WHAT TO WORK ON>
How many lines of the material below contain the string "钝角三角形"? Answer with the number and nothing else.
···
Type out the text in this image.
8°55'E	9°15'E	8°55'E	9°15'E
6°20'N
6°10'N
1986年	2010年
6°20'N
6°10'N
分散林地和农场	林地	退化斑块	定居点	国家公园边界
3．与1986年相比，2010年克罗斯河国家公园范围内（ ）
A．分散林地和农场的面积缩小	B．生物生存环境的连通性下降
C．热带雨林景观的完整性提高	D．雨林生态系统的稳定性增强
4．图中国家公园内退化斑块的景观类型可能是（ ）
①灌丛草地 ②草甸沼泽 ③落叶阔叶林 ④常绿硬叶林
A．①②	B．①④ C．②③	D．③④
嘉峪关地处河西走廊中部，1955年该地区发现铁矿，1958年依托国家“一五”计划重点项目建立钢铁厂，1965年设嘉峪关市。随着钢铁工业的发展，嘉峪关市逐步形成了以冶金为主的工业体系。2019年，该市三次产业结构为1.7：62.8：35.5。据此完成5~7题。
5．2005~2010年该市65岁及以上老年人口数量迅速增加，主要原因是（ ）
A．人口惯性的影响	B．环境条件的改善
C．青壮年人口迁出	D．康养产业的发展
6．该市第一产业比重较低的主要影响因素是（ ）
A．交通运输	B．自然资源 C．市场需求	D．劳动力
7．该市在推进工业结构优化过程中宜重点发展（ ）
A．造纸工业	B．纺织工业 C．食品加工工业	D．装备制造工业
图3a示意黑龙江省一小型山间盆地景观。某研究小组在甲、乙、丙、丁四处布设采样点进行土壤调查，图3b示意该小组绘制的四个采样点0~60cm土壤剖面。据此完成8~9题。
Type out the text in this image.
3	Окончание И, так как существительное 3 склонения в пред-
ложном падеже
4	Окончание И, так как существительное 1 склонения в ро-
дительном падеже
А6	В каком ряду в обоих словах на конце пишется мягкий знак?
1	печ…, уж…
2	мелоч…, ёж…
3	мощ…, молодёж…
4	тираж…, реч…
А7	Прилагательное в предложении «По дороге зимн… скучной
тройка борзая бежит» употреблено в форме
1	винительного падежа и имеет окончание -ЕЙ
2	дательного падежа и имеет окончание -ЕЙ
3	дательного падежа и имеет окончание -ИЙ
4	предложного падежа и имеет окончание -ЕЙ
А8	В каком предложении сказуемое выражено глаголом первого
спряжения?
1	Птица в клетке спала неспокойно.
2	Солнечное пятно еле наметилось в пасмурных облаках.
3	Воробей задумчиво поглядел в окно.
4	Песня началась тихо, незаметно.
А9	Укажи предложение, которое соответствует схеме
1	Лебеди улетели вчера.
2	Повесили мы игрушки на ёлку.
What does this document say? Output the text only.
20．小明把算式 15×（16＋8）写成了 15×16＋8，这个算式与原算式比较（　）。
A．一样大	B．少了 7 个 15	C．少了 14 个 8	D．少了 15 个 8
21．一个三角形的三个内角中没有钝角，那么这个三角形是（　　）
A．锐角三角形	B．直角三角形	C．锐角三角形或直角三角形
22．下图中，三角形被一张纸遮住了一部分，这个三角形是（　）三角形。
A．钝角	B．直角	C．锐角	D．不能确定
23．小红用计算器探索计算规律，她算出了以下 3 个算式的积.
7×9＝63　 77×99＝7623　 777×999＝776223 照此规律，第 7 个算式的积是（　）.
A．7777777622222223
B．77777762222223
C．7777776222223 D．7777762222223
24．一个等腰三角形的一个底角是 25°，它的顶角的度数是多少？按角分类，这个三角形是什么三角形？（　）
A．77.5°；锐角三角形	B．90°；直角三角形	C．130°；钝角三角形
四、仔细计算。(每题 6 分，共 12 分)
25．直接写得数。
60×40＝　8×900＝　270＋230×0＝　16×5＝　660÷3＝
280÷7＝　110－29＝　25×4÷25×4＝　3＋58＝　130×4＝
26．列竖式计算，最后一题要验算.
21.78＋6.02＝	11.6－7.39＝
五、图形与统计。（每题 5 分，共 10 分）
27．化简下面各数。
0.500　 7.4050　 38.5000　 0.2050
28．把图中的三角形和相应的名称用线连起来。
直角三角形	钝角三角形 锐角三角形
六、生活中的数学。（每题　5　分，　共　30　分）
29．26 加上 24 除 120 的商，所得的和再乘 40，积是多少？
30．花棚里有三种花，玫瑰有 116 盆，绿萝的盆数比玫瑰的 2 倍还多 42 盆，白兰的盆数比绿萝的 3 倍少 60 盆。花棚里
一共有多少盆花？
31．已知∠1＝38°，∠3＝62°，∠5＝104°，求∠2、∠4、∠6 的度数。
···
RESPONSE TO THIS EXERCISE>
2